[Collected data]
========================================
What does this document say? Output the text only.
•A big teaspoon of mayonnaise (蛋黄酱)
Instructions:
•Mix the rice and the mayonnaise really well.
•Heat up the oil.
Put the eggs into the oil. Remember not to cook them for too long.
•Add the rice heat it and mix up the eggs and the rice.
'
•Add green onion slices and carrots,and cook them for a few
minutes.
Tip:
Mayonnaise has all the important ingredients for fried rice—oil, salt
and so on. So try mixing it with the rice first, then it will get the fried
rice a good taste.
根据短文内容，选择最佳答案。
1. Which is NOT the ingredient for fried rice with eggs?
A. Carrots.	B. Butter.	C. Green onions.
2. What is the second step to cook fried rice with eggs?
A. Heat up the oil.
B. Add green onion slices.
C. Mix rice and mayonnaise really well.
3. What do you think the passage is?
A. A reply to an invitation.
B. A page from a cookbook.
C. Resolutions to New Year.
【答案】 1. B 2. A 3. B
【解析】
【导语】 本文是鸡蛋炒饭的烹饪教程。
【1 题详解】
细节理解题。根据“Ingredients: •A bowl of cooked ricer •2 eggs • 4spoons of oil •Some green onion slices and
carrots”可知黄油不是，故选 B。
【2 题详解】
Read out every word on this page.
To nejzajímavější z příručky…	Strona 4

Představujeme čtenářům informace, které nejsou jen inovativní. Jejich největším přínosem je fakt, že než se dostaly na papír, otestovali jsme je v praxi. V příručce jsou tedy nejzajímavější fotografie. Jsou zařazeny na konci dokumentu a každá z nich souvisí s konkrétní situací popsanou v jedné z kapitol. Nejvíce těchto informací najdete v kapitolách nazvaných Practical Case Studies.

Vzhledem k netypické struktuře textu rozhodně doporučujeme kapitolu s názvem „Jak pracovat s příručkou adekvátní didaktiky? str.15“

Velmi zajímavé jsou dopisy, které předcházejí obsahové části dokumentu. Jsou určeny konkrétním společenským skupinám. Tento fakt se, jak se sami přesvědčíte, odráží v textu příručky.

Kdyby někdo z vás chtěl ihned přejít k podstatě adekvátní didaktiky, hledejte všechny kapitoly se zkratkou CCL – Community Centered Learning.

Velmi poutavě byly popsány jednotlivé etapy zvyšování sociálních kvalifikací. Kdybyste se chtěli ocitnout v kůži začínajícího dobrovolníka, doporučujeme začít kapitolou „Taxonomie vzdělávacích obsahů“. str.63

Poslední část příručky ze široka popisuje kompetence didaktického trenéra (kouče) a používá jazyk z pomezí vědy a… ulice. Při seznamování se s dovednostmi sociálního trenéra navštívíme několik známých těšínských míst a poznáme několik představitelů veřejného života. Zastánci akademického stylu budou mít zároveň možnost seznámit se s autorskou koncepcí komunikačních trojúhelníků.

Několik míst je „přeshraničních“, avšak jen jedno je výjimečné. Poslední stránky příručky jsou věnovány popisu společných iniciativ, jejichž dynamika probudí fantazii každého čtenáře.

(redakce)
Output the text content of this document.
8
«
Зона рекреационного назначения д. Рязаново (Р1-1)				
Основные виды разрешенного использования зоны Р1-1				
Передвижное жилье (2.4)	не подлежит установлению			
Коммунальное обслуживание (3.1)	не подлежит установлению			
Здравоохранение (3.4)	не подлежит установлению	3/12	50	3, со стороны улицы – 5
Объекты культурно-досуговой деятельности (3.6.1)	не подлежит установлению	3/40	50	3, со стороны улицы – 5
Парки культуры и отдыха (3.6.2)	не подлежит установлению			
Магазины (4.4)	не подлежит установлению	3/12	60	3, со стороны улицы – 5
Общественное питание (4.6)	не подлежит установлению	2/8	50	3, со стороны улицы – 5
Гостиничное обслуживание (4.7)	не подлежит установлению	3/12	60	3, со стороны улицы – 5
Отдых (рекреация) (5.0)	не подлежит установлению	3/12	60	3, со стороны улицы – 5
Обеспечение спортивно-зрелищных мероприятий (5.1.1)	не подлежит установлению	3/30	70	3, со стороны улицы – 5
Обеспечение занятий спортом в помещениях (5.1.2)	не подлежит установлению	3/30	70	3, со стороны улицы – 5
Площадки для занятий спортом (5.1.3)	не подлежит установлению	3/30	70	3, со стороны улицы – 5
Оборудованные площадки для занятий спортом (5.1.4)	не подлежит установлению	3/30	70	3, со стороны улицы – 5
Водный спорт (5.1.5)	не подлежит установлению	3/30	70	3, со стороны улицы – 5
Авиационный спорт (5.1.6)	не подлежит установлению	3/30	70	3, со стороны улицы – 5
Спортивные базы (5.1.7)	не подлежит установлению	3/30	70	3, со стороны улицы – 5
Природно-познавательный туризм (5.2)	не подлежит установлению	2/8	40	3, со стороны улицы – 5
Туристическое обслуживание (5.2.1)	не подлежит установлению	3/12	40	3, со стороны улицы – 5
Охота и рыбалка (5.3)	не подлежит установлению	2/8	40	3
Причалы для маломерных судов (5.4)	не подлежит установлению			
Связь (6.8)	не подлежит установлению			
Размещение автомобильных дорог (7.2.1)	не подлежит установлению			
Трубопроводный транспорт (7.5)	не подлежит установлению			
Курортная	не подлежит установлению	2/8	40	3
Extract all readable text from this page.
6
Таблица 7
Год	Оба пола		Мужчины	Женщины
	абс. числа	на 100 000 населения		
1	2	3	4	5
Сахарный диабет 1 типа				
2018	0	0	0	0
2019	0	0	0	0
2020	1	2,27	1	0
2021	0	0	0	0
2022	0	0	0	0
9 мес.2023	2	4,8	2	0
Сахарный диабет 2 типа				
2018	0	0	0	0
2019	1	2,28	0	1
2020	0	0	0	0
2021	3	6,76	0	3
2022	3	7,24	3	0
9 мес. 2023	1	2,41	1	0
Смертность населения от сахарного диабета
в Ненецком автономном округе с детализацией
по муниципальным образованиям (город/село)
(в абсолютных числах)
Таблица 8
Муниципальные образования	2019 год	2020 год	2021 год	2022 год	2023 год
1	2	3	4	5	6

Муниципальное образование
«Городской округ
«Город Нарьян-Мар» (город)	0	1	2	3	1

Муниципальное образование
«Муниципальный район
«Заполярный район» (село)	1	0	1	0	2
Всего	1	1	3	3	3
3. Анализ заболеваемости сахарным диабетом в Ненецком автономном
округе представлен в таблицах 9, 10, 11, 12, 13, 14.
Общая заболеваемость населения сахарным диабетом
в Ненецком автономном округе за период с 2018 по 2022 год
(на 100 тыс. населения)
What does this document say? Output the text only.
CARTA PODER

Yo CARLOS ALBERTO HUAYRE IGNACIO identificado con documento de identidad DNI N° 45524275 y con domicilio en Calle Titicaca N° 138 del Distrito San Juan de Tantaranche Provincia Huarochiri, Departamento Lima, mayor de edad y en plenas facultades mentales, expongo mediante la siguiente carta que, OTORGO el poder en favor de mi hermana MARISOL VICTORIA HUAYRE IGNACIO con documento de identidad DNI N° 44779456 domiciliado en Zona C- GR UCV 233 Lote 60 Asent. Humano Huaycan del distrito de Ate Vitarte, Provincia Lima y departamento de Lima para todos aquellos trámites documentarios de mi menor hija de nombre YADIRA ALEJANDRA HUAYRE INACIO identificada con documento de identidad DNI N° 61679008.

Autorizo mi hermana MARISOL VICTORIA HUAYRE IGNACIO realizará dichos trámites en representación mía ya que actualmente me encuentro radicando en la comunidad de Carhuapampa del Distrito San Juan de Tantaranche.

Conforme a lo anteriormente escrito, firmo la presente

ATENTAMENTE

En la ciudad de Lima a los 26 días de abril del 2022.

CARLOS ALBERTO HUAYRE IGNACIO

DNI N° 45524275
========================================
__Do this__:
Copy whichever lines in the listing above contain the word "fried".

__Task answer__:
Mayonnaise has all the important ingredients for fried rice—oil, salt
and so on. So try mixing it with the rice first, then it will get the fried
1. Which is NOT the ingredient for fried rice with eggs?
2. What is the second step to cook fried rice with eggs?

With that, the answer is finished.